▶ **Task requirements**
Will you quote all of the entries, word for word?

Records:
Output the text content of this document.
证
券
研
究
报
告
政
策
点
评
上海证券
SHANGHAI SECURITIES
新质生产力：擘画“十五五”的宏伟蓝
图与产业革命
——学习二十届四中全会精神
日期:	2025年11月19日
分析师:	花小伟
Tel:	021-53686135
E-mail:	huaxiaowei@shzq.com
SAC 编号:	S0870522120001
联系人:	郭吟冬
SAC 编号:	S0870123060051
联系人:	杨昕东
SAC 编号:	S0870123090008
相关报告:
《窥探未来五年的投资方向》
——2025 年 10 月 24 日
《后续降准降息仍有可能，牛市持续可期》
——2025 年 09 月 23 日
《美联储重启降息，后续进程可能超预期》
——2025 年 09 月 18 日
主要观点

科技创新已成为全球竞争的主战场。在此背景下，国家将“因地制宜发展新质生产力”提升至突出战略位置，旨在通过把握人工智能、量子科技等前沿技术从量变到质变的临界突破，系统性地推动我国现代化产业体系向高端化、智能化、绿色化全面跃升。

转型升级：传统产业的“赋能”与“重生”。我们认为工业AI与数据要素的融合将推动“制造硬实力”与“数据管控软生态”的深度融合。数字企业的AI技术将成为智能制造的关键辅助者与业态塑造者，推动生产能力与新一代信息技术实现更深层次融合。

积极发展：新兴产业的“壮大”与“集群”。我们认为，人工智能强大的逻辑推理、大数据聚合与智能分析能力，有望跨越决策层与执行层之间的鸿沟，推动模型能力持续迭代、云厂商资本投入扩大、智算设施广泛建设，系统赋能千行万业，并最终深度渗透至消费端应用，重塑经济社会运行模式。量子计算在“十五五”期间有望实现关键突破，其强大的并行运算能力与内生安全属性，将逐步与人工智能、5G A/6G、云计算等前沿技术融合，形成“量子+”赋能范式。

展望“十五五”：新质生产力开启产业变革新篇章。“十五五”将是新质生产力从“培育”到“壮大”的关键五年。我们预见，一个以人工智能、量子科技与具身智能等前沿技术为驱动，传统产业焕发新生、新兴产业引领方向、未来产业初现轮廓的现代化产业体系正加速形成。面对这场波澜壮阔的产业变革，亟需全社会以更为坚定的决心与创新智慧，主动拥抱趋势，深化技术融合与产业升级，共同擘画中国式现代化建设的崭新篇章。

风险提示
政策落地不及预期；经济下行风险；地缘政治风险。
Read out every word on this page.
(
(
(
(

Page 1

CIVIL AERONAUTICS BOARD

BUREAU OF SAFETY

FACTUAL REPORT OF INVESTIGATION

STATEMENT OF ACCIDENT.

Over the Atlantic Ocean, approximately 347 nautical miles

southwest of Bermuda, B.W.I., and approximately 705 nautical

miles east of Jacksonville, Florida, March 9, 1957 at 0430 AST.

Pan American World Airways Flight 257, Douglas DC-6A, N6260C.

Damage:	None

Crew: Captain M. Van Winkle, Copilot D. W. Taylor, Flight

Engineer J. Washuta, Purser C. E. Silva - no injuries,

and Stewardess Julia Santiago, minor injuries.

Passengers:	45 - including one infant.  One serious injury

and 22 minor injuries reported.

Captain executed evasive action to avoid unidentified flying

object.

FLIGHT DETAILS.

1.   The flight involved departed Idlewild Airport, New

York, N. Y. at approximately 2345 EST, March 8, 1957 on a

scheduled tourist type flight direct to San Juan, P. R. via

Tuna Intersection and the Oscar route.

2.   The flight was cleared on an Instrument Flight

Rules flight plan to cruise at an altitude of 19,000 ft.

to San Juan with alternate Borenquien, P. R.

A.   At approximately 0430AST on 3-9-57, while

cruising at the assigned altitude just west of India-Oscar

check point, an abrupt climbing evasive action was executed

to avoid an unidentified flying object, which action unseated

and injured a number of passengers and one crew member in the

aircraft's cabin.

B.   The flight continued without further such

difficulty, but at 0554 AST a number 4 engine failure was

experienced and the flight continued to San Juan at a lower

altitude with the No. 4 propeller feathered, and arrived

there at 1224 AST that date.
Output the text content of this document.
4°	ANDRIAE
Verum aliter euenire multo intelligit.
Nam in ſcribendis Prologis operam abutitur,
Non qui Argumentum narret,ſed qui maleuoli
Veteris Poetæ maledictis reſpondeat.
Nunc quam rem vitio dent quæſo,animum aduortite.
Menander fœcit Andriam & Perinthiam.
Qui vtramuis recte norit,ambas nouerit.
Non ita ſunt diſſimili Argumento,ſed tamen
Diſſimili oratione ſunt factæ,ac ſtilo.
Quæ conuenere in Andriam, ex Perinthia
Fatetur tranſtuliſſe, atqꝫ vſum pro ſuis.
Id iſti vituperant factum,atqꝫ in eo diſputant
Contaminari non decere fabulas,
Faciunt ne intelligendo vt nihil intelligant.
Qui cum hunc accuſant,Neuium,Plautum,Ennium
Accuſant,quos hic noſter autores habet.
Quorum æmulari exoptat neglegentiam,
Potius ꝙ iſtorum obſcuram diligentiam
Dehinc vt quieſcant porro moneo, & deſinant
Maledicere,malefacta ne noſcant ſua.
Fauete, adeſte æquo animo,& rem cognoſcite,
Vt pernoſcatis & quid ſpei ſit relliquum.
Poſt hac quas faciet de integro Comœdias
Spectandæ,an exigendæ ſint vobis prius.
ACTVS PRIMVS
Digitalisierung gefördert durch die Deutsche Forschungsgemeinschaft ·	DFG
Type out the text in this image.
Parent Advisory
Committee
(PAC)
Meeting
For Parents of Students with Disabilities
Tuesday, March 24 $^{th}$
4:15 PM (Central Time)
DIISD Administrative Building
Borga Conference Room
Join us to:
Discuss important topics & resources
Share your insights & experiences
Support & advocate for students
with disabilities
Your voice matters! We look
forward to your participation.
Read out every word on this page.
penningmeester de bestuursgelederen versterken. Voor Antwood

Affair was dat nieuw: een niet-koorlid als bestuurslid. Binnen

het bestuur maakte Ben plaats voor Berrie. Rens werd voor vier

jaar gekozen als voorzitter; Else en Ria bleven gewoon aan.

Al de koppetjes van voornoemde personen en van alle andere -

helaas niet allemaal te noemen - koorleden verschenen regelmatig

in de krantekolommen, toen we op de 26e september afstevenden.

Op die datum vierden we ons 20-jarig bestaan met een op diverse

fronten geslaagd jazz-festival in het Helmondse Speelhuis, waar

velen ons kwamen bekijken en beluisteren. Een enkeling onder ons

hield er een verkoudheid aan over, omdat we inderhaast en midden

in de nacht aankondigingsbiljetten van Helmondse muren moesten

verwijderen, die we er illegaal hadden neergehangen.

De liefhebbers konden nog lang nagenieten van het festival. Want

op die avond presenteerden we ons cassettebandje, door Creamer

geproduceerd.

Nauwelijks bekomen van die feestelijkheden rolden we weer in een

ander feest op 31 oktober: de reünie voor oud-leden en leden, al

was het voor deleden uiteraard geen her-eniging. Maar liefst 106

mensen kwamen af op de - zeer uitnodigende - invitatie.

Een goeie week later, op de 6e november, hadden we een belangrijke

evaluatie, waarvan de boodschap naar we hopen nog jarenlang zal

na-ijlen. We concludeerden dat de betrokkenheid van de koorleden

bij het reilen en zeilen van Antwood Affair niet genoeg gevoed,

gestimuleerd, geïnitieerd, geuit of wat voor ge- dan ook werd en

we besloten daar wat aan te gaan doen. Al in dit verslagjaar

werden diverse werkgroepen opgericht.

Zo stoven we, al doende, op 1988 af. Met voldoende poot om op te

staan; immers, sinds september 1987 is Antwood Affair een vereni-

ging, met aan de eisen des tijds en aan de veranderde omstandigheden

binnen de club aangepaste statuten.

▶ **Completed exercise**
Output the text content of this document.
证
券
研
究
报
告
政
策
点
评
上海证券
SHANGHAI SECURITIES
新质生产力：擘画“十五五”的宏伟蓝
图与产业革命
——学习二十届四中全会精神
日期:	2025年11月19日
分析师:	花小伟
Tel:	021-53686135
E-mail:	huaxiaowei@shzq.com
SAC 编号:	S0870522120001
联系人:	郭吟冬
SAC 编号:	S0870123060051
联系人:	杨昕东
SAC 编号:	S0870123090008
相关报告:
《窥探未来五年的投资方向》
——2025 年 10 月 24 日
《后续降准降息仍有可能，牛市持续可期》
——2025 年 09 月 23 日
《美联储重启降息，后续进程可能超预期》
——2025 年 09 月 18 日
主要观点

科技创新已成为全球竞争的主战场。在此背景下，国家将“因地制宜发展新质生产力”提升至突出战略位置，旨在通过把握人工智能、量子科技等前沿技术从量变到质变的临界突破，系统性地推动我国现代化产业体系向高端化、智能化、绿色化全面跃升。

转型升级：传统产业的“赋能”与“重生”。我们认为工业AI与数据要素的融合将推动“制造硬实力”与“数据管控软生态”的深度融合。数字企业的AI技术将成为智能制造的关键辅助者与业态塑造者，推动生产能力与新一代信息技术实现更深层次融合。

积极发展：新兴产业的“壮大”与“集群”。我们认为，人工智能强大的逻辑推理、大数据聚合与智能分析能力，有望跨越决策层与执行层之间的鸿沟，推动模型能力持续迭代、云厂商资本投入扩大、智算设施广泛建设，系统赋能千行万业，并最终深度渗透至消费端应用，重塑经济社会运行模式。量子计算在“十五五”期间有望实现关键突破，其强大的并行运算能力与内生安全属性，将逐步与人工智能、5G A/6G、云计算等前沿技术融合，形成“量子+”赋能范式。

展望“十五五”：新质生产力开启产业变革新篇章。“十五五”将是新质生产力从“培育”到“壮大”的关键五年。我们预见，一个以人工智能、量子科技与具身智能等前沿技术为驱动，传统产业焕发新生、新兴产业引领方向、未来产业初现轮廓的现代化产业体系正加速形成。面对这场波澜壮阔的产业变革，亟需全社会以更为坚定的决心与创新智慧，主动拥抱趋势，深化技术融合与产业升级，共同擘画中国式现代化建设的崭新篇章。

风险提示
政策落地不及预期；经济下行风险；地缘政治风险。
Read out every word on this page.
(
(
(
(

Page 1

CIVIL AERONAUTICS BOARD

BUREAU OF SAFETY

FACTUAL REPORT OF INVESTIGATION

STATEMENT OF ACCIDENT.

Over the Atlantic Ocean, approximately 347 nautical miles

southwest of Bermuda, B.W.I., and approximately 705 nautical

miles east of Jacksonville, Florida, March 9, 1957 at 0430 AST.

Pan American World Airways Flight 257, Douglas DC-6A, N6260C.

Damage:	None

Crew: Captain M. Van Winkle, Copilot D. W. Taylor, Flight

Engineer J. Washuta, Purser C. E. Silva - no injuries,

and Stewardess Julia Santiago, minor injuries.

Passengers:	45 - including one infant.  One serious injury

and 22 minor injuries reported.

Captain executed evasive action to avoid unidentified flying

object.

FLIGHT DETAILS.

1.   The flight involved departed Idlewild Airport, New

York, N. Y. at approximately 2345 EST, March 8, 1957 on a

scheduled tourist type flight direct to San Juan, P. R. via

Tuna Intersection and the Oscar route.

2.   The flight was cleared on an Instrument Flight

Rules flight plan to cruise at an altitude of 19,000 ft.

to San Juan with alternate Borenquien, P. R.

A.   At approximately 0430AST on 3-9-57, while

cruising at the assigned altitude just west of India-Oscar

check point, an abrupt climbing evasive action was executed

to avoid an unidentified flying object, which action unseated

and injured a number of passengers and one crew member in the

aircraft's cabin.

B.   The flight continued without further such

difficulty, but at 0554 AST a number 4 engine failure was

experienced and the flight continued to San Juan at a lower

altitude with the No. 4 propeller feathered, and arrived

there at 1224 AST that date.
Output the text content of this document.
4°	ANDRIAE
Verum aliter euenire multo intelligit.
Nam in ſcribendis Prologis operam abutitur,
Non qui Argumentum narret,ſed qui maleuoli
Veteris Poetæ maledictis reſpondeat.
Nunc quam rem vitio dent quæſo,animum aduortite.
Menander fœcit Andriam & Perinthiam.
Qui vtramuis recte norit,ambas nouerit.
Non ita ſunt diſſimili Argumento,ſed tamen
Diſſimili oratione ſunt factæ,ac ſtilo.
Quæ conuenere in Andriam, ex Perinthia
Fatetur tranſtuliſſe, atqꝫ vſum pro ſuis.
Id iſti vituperant factum,atqꝫ in eo diſputant
Contaminari non decere fabulas,
Faciunt ne intelligendo vt nihil intelligant.
Qui cum hunc accuſant,Neuium,Plautum,Ennium
Accuſant,quos hic noſter autores habet.
Quorum æmulari exoptat neglegentiam,
Potius ꝙ iſtorum obſcuram diligentiam
Dehinc vt quieſcant porro moneo, & deſinant
Maledicere,malefacta ne noſcant ſua.
Fauete, adeſte æquo animo,& rem cognoſcite,
Vt pernoſcatis & quid ſpei ſit relliquum.
Poſt hac quas faciet de integro Comœdias
Spectandæ,an exigendæ ſint vobis prius.
ACTVS PRIMVS
Digitalisierung gefördert durch die Deutsche Forschungsgemeinschaft ·	DFG
Type out the text in this image.
Parent Advisory
Committee
(PAC)
Meeting
For Parents of Students with Disabilities
Tuesday, March 24 $^{th}$
4:15 PM (Central Time)
DIISD Administrative Building
Borga Conference Room
Join us to:
Discuss important topics & resources
Share your insights & experiences
Support & advocate for students
with disabilities
Your voice matters! We look
forward to your participation.
Read out every word on this page.
penningmeester de bestuursgelederen versterken. Voor Antwood

Affair was dat nieuw: een niet-koorlid als bestuurslid. Binnen

het bestuur maakte Ben plaats voor Berrie. Rens werd voor vier

jaar gekozen als voorzitter; Else en Ria bleven gewoon aan.

Al de koppetjes van voornoemde personen en van alle andere -

helaas niet allemaal te noemen - koorleden verschenen regelmatig

in de krantekolommen, toen we op de 26e september afstevenden.

Op die datum vierden we ons 20-jarig bestaan met een op diverse

fronten geslaagd jazz-festival in het Helmondse Speelhuis, waar

velen ons kwamen bekijken en beluisteren. Een enkeling onder ons

hield er een verkoudheid aan over, omdat we inderhaast en midden

in de nacht aankondigingsbiljetten van Helmondse muren moesten

verwijderen, die we er illegaal hadden neergehangen.

De liefhebbers konden nog lang nagenieten van het festival. Want

op die avond presenteerden we ons cassettebandje, door Creamer

geproduceerd.

Nauwelijks bekomen van die feestelijkheden rolden we weer in een

ander feest op 31 oktober: de reünie voor oud-leden en leden, al

was het voor deleden uiteraard geen her-eniging. Maar liefst 106

mensen kwamen af op de - zeer uitnodigende - invitatie.

Een goeie week later, op de 6e november, hadden we een belangrijke

evaluatie, waarvan de boodschap naar we hopen nog jarenlang zal

na-ijlen. We concludeerden dat de betrokkenheid van de koorleden

bij het reilen en zeilen van Antwood Affair niet genoeg gevoed,

gestimuleerd, geïnitieerd, geuit of wat voor ge- dan ook werd en

we besloten daar wat aan te gaan doen. Al in dit verslagjaar

werden diverse werkgroepen opgericht.

Zo stoven we, al doende, op 1988 af. Met voldoende poot om op te

staan; immers, sinds september 1987 is Antwood Affair een vereni-

ging, met aan de eisen des tijds en aan de veranderde omstandigheden

binnen de club aangepaste statuten.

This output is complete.